> TASK PROMPT: What follows is a listing; give it again exactly, in its entirety.

> AVAILABLE RECORDS:
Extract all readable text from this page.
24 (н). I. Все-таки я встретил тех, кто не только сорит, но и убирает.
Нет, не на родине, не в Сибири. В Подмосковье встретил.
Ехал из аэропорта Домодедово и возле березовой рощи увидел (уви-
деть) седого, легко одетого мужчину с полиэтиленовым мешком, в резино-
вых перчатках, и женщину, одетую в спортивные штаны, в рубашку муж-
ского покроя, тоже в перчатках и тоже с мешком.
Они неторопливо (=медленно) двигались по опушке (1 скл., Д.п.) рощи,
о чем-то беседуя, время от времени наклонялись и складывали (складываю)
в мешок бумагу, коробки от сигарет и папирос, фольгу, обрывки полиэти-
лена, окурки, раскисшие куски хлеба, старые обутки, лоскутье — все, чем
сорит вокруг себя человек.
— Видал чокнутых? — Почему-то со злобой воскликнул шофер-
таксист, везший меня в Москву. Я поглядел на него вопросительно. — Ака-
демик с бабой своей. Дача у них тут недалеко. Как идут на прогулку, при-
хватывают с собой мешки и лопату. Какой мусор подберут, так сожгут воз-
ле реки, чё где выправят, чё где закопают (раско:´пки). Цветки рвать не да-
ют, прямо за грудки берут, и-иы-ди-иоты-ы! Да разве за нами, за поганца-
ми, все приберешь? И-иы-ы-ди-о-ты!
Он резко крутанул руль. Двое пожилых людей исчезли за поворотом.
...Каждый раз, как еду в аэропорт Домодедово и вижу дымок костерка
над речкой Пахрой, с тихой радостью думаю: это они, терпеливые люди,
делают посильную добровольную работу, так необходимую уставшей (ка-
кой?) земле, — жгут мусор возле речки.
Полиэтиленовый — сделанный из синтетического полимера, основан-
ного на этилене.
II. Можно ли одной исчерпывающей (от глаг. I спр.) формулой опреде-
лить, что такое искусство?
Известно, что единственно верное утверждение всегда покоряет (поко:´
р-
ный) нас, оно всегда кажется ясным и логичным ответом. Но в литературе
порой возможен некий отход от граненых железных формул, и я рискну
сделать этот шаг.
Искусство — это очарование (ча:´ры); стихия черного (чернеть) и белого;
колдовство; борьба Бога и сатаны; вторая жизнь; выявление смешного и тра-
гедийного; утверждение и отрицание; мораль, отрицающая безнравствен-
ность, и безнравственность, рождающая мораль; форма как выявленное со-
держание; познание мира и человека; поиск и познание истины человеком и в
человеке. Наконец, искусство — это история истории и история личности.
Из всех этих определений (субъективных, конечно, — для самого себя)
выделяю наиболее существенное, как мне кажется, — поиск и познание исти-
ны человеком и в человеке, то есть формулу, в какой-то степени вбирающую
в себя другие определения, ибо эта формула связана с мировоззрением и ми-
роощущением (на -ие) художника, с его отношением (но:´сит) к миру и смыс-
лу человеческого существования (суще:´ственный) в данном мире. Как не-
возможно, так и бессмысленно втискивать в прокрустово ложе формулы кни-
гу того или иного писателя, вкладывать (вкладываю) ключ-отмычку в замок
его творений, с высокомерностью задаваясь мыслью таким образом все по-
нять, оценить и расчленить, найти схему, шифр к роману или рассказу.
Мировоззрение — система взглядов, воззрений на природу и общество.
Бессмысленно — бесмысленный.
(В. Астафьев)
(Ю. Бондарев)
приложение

> PROBLEM SOLUTION:
Extract all readable text from this page.
24 (н). I. Все-таки я встретил тех, кто не только сорит, но и убирает.
Нет, не на родине, не в Сибири. В Подмосковье встретил.
Ехал из аэропорта Домодедово и возле березовой рощи увидел (уви-
деть) седого, легко одетого мужчину с полиэтиленовым мешком, в резино-
вых перчатках, и женщину, одетую в спортивные штаны, в рубашку муж-
ского покроя, тоже в перчатках и тоже с мешком.
Они неторопливо (=медленно) двигались по опушке (1 скл., Д.п.) рощи,
о чем-то беседуя, время от времени наклонялись и складывали (складываю)
в мешок бумагу, коробки от сигарет и папирос, фольгу, обрывки полиэти-
лена, окурки, раскисшие куски хлеба, старые обутки, лоскутье — все, чем
сорит вокруг себя человек.
— Видал чокнутых? — Почему-то со злобой воскликнул шофер-
таксист, везший меня в Москву. Я поглядел на него вопросительно. — Ака-
демик с бабой своей. Дача у них тут недалеко. Как идут на прогулку, при-
хватывают с собой мешки и лопату. Какой мусор подберут, так сожгут воз-
ле реки, чё где выправят, чё где закопают (раско:´пки). Цветки рвать не да-
ют, прямо за грудки берут, и-иы-ди-иоты-ы! Да разве за нами, за поганца-
ми, все приберешь? И-иы-ы-ди-о-ты!
Он резко крутанул руль. Двое пожилых людей исчезли за поворотом.
...Каждый раз, как еду в аэропорт Домодедово и вижу дымок костерка
над речкой Пахрой, с тихой радостью думаю: это они, терпеливые люди,
делают посильную добровольную работу, так необходимую уставшей (ка-
кой?) земле, — жгут мусор возле речки.
Полиэтиленовый — сделанный из синтетического полимера, основан-
ного на этилене.
II. Можно ли одной исчерпывающей (от глаг. I спр.) формулой опреде-
лить, что такое искусство?
Известно, что единственно верное утверждение всегда покоряет (поко:´
р-
ный) нас, оно всегда кажется ясным и логичным ответом. Но в литературе
порой возможен некий отход от граненых железных формул, и я рискну
сделать этот шаг.
Искусство — это очарование (ча:´ры); стихия черного (чернеть) и белого;
колдовство; борьба Бога и сатаны; вторая жизнь; выявление смешного и тра-
гедийного; утверждение и отрицание; мораль, отрицающая безнравствен-
ность, и безнравственность, рождающая мораль; форма как выявленное со-
держание; познание мира и человека; поиск и познание истины человеком и в
человеке. Наконец, искусство — это история истории и история личности.
Из всех этих определений (субъективных, конечно, — для самого себя)
выделяю наиболее существенное, как мне кажется, — поиск и познание исти-
ны человеком и в человеке, то есть формулу, в какой-то степени вбирающую
в себя другие определения, ибо эта формула связана с мировоззрением и ми-
роощущением (на -ие) художника, с его отношением (но:´сит) к миру и смыс-
лу человеческого существования (суще:´ственный) в данном мире. Как не-
возможно, так и бессмысленно втискивать в прокрустово ложе формулы кни-
гу того или иного писателя, вкладывать (вкладываю) ключ-отмычку в замок
его творений, с высокомерностью задаваясь мыслью таким образом все по-
нять, оценить и расчленить, найти схему, шифр к роману или рассказу.
Мировоззрение — система взглядов, воззрений на природу и общество.
Бессмысленно — бесмысленный.
(В. Астафьев)
(Ю. Бондарев)
приложение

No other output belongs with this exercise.